■ Objective ■
Edit the lines starting with the one containing "Patent image size: (867, 894)." and going on through the one containing "The guiding portion 22 is at (220, 580)." so that "optical fiber cable" becomes "optical fiber cord", and give those lines again with nothing else changed.
(begin)
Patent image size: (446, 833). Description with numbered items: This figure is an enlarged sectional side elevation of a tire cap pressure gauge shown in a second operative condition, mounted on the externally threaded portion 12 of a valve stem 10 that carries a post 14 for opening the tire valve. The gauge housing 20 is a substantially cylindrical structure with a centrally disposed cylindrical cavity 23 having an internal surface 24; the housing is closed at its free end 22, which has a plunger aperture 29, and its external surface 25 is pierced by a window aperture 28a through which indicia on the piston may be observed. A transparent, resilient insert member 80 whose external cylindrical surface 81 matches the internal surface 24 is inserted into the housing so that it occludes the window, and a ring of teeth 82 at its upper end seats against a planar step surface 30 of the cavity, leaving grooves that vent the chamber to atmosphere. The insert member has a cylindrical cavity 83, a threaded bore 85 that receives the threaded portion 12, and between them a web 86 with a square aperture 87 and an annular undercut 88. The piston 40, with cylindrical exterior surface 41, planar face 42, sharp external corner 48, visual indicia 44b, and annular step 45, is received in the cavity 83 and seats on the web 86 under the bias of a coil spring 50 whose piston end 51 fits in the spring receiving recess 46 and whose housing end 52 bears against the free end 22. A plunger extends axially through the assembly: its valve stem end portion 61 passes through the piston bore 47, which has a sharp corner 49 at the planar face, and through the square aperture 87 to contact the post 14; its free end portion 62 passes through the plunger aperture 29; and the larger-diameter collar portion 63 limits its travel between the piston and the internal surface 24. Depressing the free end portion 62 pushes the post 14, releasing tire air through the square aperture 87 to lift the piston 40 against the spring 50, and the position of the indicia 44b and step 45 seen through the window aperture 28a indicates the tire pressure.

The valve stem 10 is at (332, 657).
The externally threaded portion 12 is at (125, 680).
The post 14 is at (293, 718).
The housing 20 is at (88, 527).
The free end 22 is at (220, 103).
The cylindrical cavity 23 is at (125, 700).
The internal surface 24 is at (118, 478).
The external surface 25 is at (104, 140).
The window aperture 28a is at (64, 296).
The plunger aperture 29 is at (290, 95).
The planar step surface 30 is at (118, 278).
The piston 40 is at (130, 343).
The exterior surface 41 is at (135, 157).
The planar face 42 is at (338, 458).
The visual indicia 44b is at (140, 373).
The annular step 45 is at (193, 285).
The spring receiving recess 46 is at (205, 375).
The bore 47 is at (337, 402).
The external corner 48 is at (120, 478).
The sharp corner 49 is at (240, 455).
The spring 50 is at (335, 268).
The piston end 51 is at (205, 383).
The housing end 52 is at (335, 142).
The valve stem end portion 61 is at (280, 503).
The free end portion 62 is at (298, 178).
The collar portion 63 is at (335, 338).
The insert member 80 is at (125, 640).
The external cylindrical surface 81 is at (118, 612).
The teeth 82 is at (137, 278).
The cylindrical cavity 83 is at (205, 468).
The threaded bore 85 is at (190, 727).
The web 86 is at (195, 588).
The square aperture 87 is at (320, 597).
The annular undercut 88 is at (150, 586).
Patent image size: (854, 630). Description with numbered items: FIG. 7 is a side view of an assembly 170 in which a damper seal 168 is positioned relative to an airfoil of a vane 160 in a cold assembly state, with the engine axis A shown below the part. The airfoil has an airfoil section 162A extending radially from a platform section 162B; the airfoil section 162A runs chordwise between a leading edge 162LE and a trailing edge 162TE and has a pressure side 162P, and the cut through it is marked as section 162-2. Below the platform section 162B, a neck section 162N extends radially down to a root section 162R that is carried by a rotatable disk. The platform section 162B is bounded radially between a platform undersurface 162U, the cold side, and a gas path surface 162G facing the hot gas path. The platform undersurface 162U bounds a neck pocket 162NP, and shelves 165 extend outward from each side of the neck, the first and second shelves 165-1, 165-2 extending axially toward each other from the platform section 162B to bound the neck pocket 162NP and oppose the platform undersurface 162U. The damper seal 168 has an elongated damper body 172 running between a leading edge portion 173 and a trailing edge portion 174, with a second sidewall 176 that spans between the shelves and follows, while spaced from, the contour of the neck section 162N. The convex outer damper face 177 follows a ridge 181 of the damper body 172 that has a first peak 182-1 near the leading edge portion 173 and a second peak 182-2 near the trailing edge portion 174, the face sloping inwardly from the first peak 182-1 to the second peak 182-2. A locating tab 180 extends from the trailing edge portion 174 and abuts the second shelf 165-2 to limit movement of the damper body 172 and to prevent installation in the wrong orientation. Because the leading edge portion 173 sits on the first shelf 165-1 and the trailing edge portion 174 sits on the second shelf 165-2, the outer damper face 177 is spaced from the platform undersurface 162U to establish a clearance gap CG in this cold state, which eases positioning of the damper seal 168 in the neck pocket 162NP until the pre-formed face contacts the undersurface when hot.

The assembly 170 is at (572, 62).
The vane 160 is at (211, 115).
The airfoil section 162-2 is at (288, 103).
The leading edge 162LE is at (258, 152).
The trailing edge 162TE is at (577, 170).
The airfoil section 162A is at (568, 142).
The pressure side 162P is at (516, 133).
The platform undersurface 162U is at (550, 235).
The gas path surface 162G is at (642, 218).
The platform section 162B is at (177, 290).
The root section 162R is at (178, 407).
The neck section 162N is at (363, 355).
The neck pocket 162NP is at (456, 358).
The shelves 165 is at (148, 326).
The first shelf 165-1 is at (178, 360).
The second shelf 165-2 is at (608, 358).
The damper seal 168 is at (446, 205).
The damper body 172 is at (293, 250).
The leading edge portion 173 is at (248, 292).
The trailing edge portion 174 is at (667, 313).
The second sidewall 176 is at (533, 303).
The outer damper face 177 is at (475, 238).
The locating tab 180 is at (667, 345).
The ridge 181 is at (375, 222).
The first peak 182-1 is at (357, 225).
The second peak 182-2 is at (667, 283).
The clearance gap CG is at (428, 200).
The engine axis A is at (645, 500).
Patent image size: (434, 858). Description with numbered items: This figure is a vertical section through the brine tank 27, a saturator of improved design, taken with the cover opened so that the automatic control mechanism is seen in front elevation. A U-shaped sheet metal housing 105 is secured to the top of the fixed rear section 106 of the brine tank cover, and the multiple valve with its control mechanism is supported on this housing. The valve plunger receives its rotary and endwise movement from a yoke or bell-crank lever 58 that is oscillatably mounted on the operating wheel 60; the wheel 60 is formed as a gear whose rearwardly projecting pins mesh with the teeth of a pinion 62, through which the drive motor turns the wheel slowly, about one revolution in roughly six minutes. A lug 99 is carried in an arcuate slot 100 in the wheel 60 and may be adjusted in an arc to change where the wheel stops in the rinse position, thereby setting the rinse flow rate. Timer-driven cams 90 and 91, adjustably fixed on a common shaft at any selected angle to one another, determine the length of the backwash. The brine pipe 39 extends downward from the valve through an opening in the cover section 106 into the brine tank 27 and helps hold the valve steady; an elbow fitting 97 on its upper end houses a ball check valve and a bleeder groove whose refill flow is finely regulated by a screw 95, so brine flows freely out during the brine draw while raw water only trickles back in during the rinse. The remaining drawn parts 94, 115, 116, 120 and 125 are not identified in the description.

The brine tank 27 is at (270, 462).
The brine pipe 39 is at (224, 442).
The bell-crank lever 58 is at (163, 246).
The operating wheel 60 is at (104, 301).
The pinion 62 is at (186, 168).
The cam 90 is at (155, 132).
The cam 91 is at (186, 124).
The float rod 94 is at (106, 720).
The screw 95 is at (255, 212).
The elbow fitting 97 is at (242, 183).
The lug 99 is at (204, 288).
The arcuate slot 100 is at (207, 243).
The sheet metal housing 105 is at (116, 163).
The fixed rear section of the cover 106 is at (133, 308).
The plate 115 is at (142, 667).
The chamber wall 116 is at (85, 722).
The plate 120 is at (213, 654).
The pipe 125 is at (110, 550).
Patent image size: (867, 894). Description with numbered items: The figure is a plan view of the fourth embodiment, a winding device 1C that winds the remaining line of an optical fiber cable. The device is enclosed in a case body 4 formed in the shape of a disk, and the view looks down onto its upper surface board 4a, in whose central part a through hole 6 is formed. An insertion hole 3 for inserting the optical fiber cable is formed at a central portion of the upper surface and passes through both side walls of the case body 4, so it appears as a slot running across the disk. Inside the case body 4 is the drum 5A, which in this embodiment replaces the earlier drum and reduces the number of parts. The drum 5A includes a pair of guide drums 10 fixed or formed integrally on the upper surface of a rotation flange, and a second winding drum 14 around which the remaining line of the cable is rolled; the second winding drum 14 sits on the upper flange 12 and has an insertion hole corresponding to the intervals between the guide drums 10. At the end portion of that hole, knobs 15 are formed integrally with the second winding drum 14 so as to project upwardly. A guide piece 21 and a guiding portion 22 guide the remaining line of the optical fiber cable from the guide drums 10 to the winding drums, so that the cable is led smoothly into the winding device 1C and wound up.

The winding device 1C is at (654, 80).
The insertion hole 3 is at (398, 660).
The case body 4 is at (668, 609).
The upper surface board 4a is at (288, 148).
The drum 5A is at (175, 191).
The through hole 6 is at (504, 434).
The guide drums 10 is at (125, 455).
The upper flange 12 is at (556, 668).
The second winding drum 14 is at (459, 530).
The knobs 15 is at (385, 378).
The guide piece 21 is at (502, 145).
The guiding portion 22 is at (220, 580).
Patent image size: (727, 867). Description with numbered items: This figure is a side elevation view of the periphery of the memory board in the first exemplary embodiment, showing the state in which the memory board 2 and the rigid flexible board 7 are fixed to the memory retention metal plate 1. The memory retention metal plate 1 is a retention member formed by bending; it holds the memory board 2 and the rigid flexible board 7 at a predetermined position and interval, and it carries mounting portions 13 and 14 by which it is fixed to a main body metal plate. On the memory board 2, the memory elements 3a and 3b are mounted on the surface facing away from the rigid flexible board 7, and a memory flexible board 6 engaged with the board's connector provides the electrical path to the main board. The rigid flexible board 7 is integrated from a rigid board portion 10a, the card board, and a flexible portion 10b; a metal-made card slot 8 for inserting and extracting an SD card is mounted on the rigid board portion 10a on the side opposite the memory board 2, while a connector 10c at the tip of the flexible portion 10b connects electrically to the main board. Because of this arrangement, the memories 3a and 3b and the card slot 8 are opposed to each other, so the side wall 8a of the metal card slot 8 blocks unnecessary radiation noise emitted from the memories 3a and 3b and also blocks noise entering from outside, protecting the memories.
(end)
■ Reply to the task ■
Patent image size: (867, 894). Description with numbered items: The figure is a plan view of the fourth embodiment, a winding device 1C that winds the remaining line of an optical fiber cord. The device is enclosed in a case body 4 formed in the shape of a disk, and the view looks down onto its upper surface board 4a, in whose central part a through hole 6 is formed. An insertion hole 3 for inserting the optical fiber cord is formed at a central portion of the upper surface and passes through both side walls of the case body 4, so it appears as a slot running across the disk. Inside the case body 4 is the drum 5A, which in this embodiment replaces the earlier drum and reduces the number of parts. The drum 5A includes a pair of guide drums 10 fixed or formed integrally on the upper surface of a rotation flange, and a second winding drum 14 around which the remaining line of the cable is rolled; the second winding drum 14 sits on the upper flange 12 and has an insertion hole corresponding to the intervals between the guide drums 10. At the end portion of that hole, knobs 15 are formed integrally with the second winding drum 14 so as to project upwardly. A guide piece 21 and a guiding portion 22 guide the remaining line of the optical fiber cord from the guide drums 10 to the winding drums, so that the cable is led smoothly into the winding device 1C and wound up.

The winding device 1C is at (654, 80).
The insertion hole 3 is at (398, 660).
The case body 4 is at (668, 609).
The upper surface board 4a is at (288, 148).
The drum 5A is at (175, 191).
The through hole 6 is at (504, 434).
The guide drums 10 is at (125, 455).
The upper flange 12 is at (556, 668).
The second winding drum 14 is at (459, 530).
The knobs 15 is at (385, 378).
The guide piece 21 is at (502, 145).
The guiding portion 22 is at (220, 580).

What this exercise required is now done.